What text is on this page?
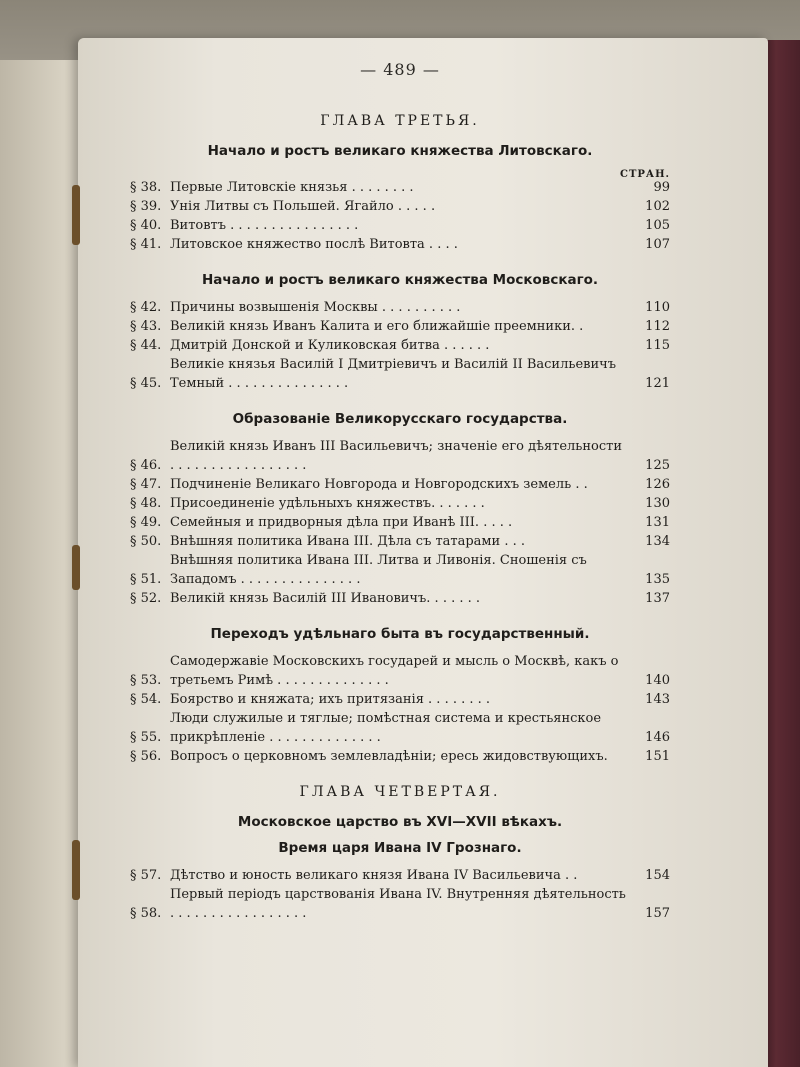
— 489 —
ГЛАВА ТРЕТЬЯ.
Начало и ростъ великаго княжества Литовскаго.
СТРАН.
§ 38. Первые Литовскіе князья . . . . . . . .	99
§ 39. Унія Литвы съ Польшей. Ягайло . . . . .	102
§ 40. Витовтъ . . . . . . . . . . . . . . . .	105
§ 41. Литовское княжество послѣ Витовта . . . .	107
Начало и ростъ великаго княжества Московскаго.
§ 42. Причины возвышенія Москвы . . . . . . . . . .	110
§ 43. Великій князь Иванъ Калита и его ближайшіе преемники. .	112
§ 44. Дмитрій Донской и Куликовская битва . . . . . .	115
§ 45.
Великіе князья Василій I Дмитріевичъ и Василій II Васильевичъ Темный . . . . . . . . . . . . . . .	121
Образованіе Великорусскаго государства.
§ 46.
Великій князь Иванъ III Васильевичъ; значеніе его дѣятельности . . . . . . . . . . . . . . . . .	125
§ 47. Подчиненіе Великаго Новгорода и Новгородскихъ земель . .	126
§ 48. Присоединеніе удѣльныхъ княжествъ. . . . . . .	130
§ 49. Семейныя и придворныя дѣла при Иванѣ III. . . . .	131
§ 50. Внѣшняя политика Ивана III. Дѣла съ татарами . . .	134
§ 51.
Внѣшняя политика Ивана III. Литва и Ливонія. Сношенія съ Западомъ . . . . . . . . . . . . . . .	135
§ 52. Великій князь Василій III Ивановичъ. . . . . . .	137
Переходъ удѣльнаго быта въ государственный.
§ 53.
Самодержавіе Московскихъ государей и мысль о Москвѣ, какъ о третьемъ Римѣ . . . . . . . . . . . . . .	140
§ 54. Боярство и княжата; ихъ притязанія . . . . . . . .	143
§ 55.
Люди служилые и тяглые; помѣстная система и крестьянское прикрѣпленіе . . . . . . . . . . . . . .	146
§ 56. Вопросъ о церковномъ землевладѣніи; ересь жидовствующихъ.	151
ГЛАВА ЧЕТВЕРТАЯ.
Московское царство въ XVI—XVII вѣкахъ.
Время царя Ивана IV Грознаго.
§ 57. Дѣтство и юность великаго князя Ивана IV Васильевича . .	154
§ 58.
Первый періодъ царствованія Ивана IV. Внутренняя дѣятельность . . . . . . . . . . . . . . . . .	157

- - -

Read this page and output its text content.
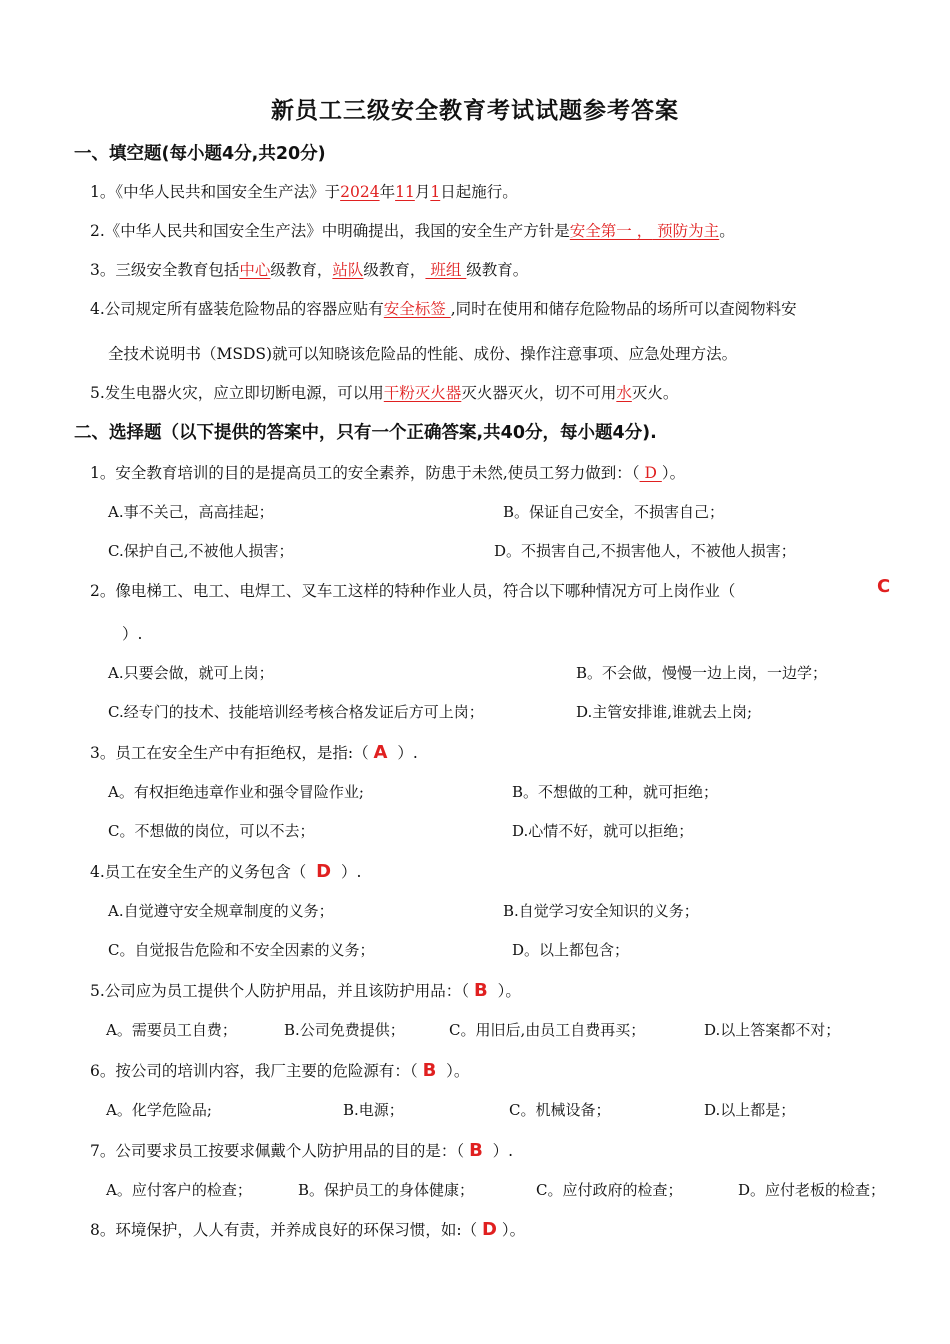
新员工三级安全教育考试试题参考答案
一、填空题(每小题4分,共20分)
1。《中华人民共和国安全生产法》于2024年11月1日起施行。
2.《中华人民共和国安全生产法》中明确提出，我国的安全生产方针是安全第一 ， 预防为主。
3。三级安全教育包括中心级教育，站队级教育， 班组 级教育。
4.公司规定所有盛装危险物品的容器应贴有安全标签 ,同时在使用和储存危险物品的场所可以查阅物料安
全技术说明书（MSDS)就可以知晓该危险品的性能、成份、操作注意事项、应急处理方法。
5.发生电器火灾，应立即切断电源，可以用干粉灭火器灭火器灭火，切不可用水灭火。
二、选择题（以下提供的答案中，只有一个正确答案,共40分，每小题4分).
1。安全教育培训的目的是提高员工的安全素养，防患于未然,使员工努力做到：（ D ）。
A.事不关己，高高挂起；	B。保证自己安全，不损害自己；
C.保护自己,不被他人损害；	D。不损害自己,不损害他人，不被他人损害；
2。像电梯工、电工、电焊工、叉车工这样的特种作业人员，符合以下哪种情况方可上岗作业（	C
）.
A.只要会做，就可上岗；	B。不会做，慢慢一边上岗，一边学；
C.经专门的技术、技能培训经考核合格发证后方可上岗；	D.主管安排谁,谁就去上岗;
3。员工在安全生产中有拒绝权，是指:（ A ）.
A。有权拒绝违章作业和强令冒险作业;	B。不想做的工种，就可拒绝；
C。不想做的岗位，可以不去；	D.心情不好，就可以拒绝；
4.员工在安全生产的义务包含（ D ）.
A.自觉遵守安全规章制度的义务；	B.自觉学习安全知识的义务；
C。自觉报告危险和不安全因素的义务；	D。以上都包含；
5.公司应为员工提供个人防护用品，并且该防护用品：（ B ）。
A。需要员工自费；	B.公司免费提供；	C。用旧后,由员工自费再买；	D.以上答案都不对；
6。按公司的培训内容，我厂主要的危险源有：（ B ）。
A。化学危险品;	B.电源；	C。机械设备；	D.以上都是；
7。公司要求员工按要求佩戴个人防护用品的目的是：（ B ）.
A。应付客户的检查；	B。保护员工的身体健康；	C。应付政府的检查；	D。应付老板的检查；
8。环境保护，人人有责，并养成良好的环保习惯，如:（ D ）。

- - -

Find the word "князья" and list each line it appears in.

> Exercise response:
§ 38. Первые Литовскіе князья . . . . . . . .	99
Великіе князья Василій I Дмитріевичъ и Василій II Васильевичъ Темный . . . . . . . . . . . . . . .	121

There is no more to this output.